## Aim of the exercise
Identify every row that contains the string "Last" and copy each of those rows in full.

## Provided entries
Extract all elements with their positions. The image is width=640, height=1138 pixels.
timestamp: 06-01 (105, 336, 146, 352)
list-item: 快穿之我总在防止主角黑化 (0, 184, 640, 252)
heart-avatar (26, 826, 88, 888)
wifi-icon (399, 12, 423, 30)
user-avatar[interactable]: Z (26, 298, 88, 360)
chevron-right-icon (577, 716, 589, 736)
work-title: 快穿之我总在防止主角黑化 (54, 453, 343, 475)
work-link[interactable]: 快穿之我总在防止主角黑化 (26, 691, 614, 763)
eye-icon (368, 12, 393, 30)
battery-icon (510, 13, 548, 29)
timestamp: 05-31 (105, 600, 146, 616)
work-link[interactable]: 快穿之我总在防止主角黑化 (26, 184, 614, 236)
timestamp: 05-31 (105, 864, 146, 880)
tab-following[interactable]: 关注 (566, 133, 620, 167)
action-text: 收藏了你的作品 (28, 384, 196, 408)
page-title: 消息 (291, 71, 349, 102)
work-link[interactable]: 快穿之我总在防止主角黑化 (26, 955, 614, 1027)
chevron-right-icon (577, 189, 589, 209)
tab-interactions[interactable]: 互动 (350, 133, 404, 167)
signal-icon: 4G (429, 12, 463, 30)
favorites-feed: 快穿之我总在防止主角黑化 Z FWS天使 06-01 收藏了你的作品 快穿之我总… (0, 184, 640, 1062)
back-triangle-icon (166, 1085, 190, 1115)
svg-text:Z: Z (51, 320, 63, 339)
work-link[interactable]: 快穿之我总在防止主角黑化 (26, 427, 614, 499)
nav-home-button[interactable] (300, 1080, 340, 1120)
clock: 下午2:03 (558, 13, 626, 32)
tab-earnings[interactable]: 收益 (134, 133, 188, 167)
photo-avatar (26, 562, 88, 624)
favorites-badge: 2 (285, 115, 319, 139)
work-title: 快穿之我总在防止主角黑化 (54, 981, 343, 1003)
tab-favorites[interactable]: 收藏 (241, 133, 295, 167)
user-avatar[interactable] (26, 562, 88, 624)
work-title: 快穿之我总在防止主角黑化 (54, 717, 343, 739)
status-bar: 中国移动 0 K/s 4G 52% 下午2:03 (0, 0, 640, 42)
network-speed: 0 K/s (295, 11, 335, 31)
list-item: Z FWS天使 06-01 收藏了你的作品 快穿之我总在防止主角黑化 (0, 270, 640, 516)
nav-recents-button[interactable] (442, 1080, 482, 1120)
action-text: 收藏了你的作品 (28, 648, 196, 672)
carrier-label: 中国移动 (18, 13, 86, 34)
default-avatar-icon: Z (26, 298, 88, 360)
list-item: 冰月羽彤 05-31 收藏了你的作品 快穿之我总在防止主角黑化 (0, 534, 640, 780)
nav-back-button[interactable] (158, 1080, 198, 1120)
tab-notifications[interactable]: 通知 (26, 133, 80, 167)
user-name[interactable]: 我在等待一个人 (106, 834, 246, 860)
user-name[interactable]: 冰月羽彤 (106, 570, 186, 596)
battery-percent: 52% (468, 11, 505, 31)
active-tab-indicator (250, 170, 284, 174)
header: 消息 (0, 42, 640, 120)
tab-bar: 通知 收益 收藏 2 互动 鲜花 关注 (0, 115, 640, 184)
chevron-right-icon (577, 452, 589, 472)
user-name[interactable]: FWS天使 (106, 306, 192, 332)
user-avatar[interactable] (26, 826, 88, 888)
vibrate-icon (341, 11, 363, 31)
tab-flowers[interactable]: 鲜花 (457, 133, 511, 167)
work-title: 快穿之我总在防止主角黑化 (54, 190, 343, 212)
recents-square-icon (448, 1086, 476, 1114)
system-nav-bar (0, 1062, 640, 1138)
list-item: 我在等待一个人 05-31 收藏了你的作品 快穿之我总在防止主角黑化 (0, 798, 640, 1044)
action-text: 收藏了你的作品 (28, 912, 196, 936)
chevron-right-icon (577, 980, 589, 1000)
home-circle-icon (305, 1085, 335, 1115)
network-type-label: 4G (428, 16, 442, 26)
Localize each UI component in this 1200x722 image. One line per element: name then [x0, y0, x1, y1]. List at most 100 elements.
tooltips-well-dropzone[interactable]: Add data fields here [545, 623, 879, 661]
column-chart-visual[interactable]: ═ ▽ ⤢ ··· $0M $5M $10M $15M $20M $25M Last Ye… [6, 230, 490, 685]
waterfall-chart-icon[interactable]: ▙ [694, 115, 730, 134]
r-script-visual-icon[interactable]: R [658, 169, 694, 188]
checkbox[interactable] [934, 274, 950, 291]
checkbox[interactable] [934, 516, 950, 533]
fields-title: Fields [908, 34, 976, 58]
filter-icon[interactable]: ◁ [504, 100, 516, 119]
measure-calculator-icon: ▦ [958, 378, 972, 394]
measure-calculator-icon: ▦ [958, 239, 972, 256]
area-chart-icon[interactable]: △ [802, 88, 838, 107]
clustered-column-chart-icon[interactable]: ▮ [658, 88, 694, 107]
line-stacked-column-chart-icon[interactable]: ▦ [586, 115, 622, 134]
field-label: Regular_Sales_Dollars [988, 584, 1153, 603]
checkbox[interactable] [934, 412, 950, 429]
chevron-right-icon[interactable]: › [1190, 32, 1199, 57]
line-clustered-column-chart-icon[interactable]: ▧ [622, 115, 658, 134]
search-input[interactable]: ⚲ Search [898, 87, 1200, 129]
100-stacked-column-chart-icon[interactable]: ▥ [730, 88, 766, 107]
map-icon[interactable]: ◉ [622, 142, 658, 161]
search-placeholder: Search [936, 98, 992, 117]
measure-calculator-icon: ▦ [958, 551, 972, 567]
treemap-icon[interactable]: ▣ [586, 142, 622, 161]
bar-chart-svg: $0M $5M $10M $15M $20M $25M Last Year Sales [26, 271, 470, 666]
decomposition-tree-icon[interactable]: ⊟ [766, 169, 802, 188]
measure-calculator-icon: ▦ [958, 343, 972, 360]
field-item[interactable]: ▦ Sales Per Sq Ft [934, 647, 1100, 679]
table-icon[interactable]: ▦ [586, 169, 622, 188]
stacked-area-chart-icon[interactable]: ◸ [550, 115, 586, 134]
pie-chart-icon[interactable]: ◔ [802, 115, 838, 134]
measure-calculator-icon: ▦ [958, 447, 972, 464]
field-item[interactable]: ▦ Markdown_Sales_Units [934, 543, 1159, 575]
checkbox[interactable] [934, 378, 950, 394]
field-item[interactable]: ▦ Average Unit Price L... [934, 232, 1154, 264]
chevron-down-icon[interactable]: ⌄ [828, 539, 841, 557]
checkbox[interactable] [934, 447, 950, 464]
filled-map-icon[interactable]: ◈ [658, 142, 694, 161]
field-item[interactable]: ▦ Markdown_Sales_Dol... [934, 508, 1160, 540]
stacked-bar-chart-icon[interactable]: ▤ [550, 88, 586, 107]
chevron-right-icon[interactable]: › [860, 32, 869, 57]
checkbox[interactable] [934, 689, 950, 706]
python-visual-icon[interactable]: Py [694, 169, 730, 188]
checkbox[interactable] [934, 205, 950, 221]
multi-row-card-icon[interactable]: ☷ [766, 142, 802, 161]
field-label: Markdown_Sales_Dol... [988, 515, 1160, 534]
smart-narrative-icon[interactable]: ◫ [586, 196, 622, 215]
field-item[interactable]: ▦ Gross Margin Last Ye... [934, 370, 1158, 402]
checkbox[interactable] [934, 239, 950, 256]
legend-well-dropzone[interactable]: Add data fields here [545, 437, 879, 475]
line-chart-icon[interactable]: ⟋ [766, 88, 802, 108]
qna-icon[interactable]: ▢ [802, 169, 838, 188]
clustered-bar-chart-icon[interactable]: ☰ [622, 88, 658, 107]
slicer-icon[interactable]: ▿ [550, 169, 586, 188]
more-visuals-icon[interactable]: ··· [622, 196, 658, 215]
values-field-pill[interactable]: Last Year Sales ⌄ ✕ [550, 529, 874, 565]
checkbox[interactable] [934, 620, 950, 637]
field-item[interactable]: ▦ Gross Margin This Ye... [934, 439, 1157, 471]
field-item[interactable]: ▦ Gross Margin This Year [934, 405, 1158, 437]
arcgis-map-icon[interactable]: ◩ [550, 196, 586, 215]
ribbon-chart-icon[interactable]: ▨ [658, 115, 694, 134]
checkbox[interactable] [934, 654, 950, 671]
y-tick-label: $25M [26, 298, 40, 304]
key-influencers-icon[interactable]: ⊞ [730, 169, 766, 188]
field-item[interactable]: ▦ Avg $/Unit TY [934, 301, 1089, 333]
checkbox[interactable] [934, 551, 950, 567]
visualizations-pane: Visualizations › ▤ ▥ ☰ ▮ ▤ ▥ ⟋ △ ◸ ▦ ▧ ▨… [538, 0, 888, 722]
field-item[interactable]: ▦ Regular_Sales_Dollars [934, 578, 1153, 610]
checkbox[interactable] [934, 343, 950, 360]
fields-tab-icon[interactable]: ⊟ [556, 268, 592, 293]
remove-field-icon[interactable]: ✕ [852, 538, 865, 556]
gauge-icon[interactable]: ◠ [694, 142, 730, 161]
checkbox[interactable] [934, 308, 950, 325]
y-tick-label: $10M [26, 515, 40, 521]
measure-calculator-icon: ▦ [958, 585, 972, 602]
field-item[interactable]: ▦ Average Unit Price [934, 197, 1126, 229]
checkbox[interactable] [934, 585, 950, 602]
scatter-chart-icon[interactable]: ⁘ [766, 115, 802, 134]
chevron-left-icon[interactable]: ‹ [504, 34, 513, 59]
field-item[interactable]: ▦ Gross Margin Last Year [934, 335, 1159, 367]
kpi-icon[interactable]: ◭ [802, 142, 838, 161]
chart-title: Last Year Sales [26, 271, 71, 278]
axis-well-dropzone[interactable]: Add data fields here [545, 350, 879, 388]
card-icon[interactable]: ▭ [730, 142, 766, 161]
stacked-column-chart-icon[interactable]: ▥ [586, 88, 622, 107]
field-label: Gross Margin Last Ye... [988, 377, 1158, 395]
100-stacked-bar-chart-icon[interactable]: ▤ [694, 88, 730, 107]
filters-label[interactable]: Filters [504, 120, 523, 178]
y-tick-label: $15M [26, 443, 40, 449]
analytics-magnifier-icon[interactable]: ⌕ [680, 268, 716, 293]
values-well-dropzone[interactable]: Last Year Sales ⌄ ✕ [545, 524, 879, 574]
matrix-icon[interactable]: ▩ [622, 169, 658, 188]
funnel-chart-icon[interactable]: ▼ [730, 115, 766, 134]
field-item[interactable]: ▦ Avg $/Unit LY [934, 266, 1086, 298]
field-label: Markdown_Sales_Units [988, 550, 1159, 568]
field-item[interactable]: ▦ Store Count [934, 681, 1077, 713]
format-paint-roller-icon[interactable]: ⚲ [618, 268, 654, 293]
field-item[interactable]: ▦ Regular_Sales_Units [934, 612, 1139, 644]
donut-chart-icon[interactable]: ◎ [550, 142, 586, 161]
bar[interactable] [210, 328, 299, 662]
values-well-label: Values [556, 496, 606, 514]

## Written response
column-chart-visual[interactable]: ═ ▽ ⤢ ··· $0M $5M $10M $15M $20M $25M Last Ye… [6, 230, 490, 685]
bar-chart-svg: $0M $5M $10M $15M $20M $25M Last Year Sales [26, 271, 470, 666]
field-item[interactable]: ▦ Gross Margin Last Ye... [934, 370, 1158, 402]
values-field-pill[interactable]: Last Year Sales ⌄ ✕ [550, 529, 874, 565]
field-item[interactable]: ▦ Gross Margin Last Year [934, 335, 1159, 367]
chart-title: Last Year Sales [26, 271, 71, 278]
field-label: Gross Margin Last Ye... [988, 377, 1158, 395]
values-well-dropzone[interactable]: Last Year Sales ⌄ ✕ [545, 524, 879, 574]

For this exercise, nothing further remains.